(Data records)
+++++
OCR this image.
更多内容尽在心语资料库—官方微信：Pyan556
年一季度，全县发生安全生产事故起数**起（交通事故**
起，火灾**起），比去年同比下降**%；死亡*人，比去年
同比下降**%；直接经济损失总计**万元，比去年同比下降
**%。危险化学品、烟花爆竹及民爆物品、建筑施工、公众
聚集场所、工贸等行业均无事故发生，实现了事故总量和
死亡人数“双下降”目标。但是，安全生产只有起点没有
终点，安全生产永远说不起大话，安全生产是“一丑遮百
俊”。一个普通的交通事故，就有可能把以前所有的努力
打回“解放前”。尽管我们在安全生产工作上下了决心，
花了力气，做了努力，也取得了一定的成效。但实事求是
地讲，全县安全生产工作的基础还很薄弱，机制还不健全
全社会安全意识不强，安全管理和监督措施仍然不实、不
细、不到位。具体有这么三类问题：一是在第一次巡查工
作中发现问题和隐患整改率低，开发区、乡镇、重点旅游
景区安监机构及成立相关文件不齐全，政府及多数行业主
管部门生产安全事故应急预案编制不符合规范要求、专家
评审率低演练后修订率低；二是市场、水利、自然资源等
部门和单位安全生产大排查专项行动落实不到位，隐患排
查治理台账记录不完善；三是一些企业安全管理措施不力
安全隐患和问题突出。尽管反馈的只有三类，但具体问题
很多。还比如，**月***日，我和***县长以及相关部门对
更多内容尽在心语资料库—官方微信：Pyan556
+++++
*Stated exercise:*
Write out the whole listing exactly.

*Solution to the exercise:*
OCR this image.
更多内容尽在心语资料库—官方微信：Pyan556
年一季度，全县发生安全生产事故起数**起（交通事故**
起，火灾**起），比去年同比下降**%；死亡*人，比去年
同比下降**%；直接经济损失总计**万元，比去年同比下降
**%。危险化学品、烟花爆竹及民爆物品、建筑施工、公众
聚集场所、工贸等行业均无事故发生，实现了事故总量和
死亡人数“双下降”目标。但是，安全生产只有起点没有
终点，安全生产永远说不起大话，安全生产是“一丑遮百
俊”。一个普通的交通事故，就有可能把以前所有的努力
打回“解放前”。尽管我们在安全生产工作上下了决心，
花了力气，做了努力，也取得了一定的成效。但实事求是
地讲，全县安全生产工作的基础还很薄弱，机制还不健全
全社会安全意识不强，安全管理和监督措施仍然不实、不
细、不到位。具体有这么三类问题：一是在第一次巡查工
作中发现问题和隐患整改率低，开发区、乡镇、重点旅游
景区安监机构及成立相关文件不齐全，政府及多数行业主
管部门生产安全事故应急预案编制不符合规范要求、专家
评审率低演练后修订率低；二是市场、水利、自然资源等
部门和单位安全生产大排查专项行动落实不到位，隐患排
查治理台账记录不完善；三是一些企业安全管理措施不力
安全隐患和问题突出。尽管反馈的只有三类，但具体问题
很多。还比如，**月***日，我和***县长以及相关部门对
更多内容尽在心语资料库—官方微信：Pyan556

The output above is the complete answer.